** BEGIN **

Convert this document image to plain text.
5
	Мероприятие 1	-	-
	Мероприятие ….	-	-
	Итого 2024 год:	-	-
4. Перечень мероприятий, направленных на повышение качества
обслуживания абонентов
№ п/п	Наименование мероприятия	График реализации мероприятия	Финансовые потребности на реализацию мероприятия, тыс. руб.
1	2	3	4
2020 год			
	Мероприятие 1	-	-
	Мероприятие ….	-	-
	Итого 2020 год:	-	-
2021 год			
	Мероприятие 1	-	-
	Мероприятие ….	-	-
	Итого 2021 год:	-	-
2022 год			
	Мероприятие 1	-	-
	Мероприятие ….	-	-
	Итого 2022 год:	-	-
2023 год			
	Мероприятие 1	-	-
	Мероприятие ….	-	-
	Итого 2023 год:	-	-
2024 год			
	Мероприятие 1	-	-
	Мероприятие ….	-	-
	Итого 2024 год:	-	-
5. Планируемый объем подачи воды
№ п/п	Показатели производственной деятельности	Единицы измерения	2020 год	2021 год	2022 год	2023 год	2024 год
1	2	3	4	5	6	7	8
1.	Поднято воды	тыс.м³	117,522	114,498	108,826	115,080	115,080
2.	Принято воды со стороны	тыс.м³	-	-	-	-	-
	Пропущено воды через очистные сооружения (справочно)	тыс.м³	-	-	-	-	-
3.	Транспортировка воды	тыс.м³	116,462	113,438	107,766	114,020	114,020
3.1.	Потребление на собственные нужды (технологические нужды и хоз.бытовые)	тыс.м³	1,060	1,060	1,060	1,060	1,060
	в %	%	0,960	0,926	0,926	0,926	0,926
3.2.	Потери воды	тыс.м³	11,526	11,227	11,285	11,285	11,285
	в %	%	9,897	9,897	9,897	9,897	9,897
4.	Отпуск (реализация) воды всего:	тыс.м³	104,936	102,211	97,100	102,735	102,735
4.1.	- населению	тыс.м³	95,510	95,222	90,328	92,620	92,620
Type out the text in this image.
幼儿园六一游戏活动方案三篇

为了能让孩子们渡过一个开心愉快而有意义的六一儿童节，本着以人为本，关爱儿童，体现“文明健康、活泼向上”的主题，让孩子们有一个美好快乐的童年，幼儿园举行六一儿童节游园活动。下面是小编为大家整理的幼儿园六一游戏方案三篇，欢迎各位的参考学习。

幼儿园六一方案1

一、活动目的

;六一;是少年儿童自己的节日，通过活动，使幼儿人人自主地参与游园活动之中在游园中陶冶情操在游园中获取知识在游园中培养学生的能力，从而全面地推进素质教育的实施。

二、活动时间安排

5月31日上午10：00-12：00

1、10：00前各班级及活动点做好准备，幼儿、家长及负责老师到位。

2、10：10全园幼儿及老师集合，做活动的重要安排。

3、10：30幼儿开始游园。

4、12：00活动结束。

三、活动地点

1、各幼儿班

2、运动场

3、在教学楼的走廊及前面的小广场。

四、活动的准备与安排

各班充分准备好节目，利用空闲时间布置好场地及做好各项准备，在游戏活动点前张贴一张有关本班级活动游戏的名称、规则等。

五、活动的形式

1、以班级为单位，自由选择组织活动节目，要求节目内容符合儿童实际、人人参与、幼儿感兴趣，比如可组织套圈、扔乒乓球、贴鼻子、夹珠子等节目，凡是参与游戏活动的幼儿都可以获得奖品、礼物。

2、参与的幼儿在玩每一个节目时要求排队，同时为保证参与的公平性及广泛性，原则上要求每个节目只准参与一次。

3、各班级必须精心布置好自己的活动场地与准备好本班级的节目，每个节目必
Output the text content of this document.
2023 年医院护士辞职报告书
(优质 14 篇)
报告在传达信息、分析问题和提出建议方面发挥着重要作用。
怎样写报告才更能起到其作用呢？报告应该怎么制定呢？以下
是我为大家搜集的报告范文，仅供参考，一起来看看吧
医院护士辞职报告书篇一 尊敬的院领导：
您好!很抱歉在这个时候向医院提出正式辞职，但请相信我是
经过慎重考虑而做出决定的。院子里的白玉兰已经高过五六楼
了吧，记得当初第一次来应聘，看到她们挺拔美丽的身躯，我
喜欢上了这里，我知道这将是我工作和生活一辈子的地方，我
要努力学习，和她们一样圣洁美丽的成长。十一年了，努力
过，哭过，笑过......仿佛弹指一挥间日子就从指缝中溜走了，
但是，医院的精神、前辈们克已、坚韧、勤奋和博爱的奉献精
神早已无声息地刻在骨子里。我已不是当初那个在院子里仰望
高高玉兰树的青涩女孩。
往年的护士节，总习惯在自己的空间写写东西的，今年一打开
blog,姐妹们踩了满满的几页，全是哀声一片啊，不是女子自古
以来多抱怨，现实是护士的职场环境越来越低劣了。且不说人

** END **

# [Directions]
All of the data needs to be printed once more, exactly.

# [Solution to this exercise]
Convert this document image to plain text.
5
	Мероприятие 1	-	-
	Мероприятие ….	-	-
	Итого 2024 год:	-	-
4. Перечень мероприятий, направленных на повышение качества
обслуживания абонентов
№ п/п	Наименование мероприятия	График реализации мероприятия	Финансовые потребности на реализацию мероприятия, тыс. руб.
1	2	3	4
2020 год			
	Мероприятие 1	-	-
	Мероприятие ….	-	-
	Итого 2020 год:	-	-
2021 год			
	Мероприятие 1	-	-
	Мероприятие ….	-	-
	Итого 2021 год:	-	-
2022 год			
	Мероприятие 1	-	-
	Мероприятие ….	-	-
	Итого 2022 год:	-	-
2023 год			
	Мероприятие 1	-	-
	Мероприятие ….	-	-
	Итого 2023 год:	-	-
2024 год			
	Мероприятие 1	-	-
	Мероприятие ….	-	-
	Итого 2024 год:	-	-
5. Планируемый объем подачи воды
№ п/п	Показатели производственной деятельности	Единицы измерения	2020 год	2021 год	2022 год	2023 год	2024 год
1	2	3	4	5	6	7	8
1.	Поднято воды	тыс.м³	117,522	114,498	108,826	115,080	115,080
2.	Принято воды со стороны	тыс.м³	-	-	-	-	-
	Пропущено воды через очистные сооружения (справочно)	тыс.м³	-	-	-	-	-
3.	Транспортировка воды	тыс.м³	116,462	113,438	107,766	114,020	114,020
3.1.	Потребление на собственные нужды (технологические нужды и хоз.бытовые)	тыс.м³	1,060	1,060	1,060	1,060	1,060
	в %	%	0,960	0,926	0,926	0,926	0,926
3.2.	Потери воды	тыс.м³	11,526	11,227	11,285	11,285	11,285
	в %	%	9,897	9,897	9,897	9,897	9,897
4.	Отпуск (реализация) воды всего:	тыс.м³	104,936	102,211	97,100	102,735	102,735
4.1.	- населению	тыс.м³	95,510	95,222	90,328	92,620	92,620
Type out the text in this image.
幼儿园六一游戏活动方案三篇

为了能让孩子们渡过一个开心愉快而有意义的六一儿童节，本着以人为本，关爱儿童，体现“文明健康、活泼向上”的主题，让孩子们有一个美好快乐的童年，幼儿园举行六一儿童节游园活动。下面是小编为大家整理的幼儿园六一游戏方案三篇，欢迎各位的参考学习。

幼儿园六一方案1

一、活动目的

;六一;是少年儿童自己的节日，通过活动，使幼儿人人自主地参与游园活动之中在游园中陶冶情操在游园中获取知识在游园中培养学生的能力，从而全面地推进素质教育的实施。

二、活动时间安排

5月31日上午10：00-12：00

1、10：00前各班级及活动点做好准备，幼儿、家长及负责老师到位。

2、10：10全园幼儿及老师集合，做活动的重要安排。

3、10：30幼儿开始游园。

4、12：00活动结束。

三、活动地点

1、各幼儿班

2、运动场

3、在教学楼的走廊及前面的小广场。

四、活动的准备与安排

各班充分准备好节目，利用空闲时间布置好场地及做好各项准备，在游戏活动点前张贴一张有关本班级活动游戏的名称、规则等。

五、活动的形式

1、以班级为单位，自由选择组织活动节目，要求节目内容符合儿童实际、人人参与、幼儿感兴趣，比如可组织套圈、扔乒乓球、贴鼻子、夹珠子等节目，凡是参与游戏活动的幼儿都可以获得奖品、礼物。

2、参与的幼儿在玩每一个节目时要求排队，同时为保证参与的公平性及广泛性，原则上要求每个节目只准参与一次。

3、各班级必须精心布置好自己的活动场地与准备好本班级的节目，每个节目必
Output the text content of this document.
2023 年医院护士辞职报告书
(优质 14 篇)
报告在传达信息、分析问题和提出建议方面发挥着重要作用。
怎样写报告才更能起到其作用呢？报告应该怎么制定呢？以下
是我为大家搜集的报告范文，仅供参考，一起来看看吧
医院护士辞职报告书篇一 尊敬的院领导：
您好!很抱歉在这个时候向医院提出正式辞职，但请相信我是
经过慎重考虑而做出决定的。院子里的白玉兰已经高过五六楼
了吧，记得当初第一次来应聘，看到她们挺拔美丽的身躯，我
喜欢上了这里，我知道这将是我工作和生活一辈子的地方，我
要努力学习，和她们一样圣洁美丽的成长。十一年了，努力
过，哭过，笑过......仿佛弹指一挥间日子就从指缝中溜走了，
但是，医院的精神、前辈们克已、坚韧、勤奋和博爱的奉献精
神早已无声息地刻在骨子里。我已不是当初那个在院子里仰望
高高玉兰树的青涩女孩。
往年的护士节，总习惯在自己的空间写写东西的，今年一打开
blog,姐妹们踩了满满的几页，全是哀声一片啊，不是女子自古
以来多抱怨，现实是护士的职场环境越来越低劣了。且不说人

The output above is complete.